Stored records
....

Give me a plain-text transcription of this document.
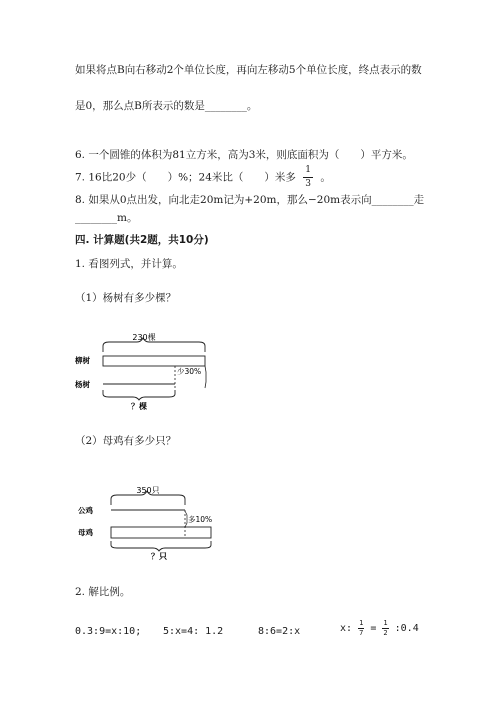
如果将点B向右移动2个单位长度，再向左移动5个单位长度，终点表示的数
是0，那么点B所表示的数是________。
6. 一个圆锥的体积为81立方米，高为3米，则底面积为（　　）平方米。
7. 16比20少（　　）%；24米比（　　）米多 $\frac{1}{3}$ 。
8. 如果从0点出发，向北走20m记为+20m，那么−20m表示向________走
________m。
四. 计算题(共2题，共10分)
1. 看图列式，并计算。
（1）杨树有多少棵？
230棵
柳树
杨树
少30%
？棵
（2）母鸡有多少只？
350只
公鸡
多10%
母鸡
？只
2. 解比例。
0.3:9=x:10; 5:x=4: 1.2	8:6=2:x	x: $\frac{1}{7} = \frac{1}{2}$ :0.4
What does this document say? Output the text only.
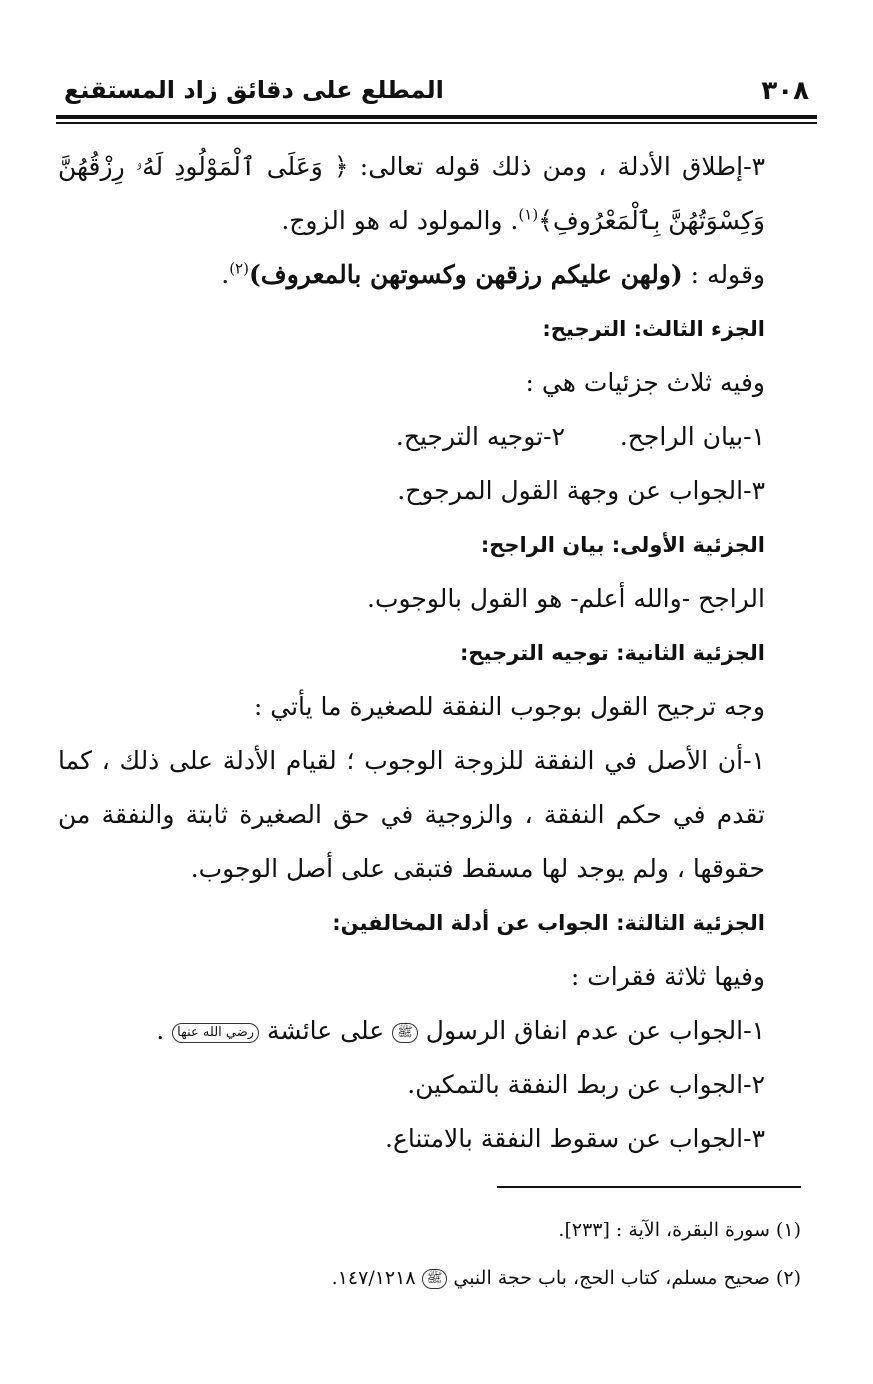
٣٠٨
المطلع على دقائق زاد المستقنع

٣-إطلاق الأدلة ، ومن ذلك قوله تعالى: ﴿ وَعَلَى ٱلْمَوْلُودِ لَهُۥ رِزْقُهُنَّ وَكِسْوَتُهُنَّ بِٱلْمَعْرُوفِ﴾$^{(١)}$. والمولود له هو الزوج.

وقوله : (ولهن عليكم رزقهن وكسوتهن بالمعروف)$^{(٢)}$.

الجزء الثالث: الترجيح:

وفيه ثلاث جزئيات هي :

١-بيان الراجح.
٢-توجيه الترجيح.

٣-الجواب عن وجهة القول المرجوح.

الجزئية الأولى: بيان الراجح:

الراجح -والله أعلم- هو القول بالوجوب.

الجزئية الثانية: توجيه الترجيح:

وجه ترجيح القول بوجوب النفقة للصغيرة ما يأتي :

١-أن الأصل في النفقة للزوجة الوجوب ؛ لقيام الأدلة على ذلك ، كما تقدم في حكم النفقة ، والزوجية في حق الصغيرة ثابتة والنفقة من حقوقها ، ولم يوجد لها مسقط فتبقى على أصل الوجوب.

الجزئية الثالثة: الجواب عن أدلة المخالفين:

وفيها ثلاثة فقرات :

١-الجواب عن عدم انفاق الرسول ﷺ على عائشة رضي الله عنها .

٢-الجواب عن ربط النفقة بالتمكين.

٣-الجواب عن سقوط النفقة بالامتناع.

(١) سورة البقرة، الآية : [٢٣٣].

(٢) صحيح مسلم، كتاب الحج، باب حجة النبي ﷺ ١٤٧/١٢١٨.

....

Replicate the material above verbatim; images stay out of the copy.

Reply to the task:
Give me a plain-text transcription of this document.
如果将点B向右移动2个单位长度，再向左移动5个单位长度，终点表示的数
是0，那么点B所表示的数是________。
6. 一个圆锥的体积为81立方米，高为3米，则底面积为（　　）平方米。
7. 16比20少（　　）%；24米比（　　）米多 $\frac{1}{3}$ 。
8. 如果从0点出发，向北走20m记为+20m，那么−20m表示向________走
________m。
四. 计算题(共2题，共10分)
1. 看图列式，并计算。
（1）杨树有多少棵？
230棵
柳树
杨树
少30%
？棵
（2）母鸡有多少只？
350只
公鸡
多10%
母鸡
？只
2. 解比例。
0.3:9=x:10; 5:x=4: 1.2	8:6=2:x	x: $\frac{1}{7} = \frac{1}{2}$ :0.4
What does this document say? Output the text only.
٣٠٨
المطلع على دقائق زاد المستقنع

٣-إطلاق الأدلة ، ومن ذلك قوله تعالى: ﴿ وَعَلَى ٱلْمَوْلُودِ لَهُۥ رِزْقُهُنَّ وَكِسْوَتُهُنَّ بِٱلْمَعْرُوفِ﴾$^{(١)}$. والمولود له هو الزوج.

وقوله : (ولهن عليكم رزقهن وكسوتهن بالمعروف)$^{(٢)}$.

الجزء الثالث: الترجيح:

وفيه ثلاث جزئيات هي :

١-بيان الراجح.
٢-توجيه الترجيح.

٣-الجواب عن وجهة القول المرجوح.

الجزئية الأولى: بيان الراجح:

الراجح -والله أعلم- هو القول بالوجوب.

الجزئية الثانية: توجيه الترجيح:

وجه ترجيح القول بوجوب النفقة للصغيرة ما يأتي :

١-أن الأصل في النفقة للزوجة الوجوب ؛ لقيام الأدلة على ذلك ، كما تقدم في حكم النفقة ، والزوجية في حق الصغيرة ثابتة والنفقة من حقوقها ، ولم يوجد لها مسقط فتبقى على أصل الوجوب.

الجزئية الثالثة: الجواب عن أدلة المخالفين:

وفيها ثلاثة فقرات :

١-الجواب عن عدم انفاق الرسول ﷺ على عائشة رضي الله عنها .

٢-الجواب عن ربط النفقة بالتمكين.

٣-الجواب عن سقوط النفقة بالامتناع.

(١) سورة البقرة، الآية : [٢٣٣].

(٢) صحيح مسلم، كتاب الحج، باب حجة النبي ﷺ ١٤٧/١٢١٨.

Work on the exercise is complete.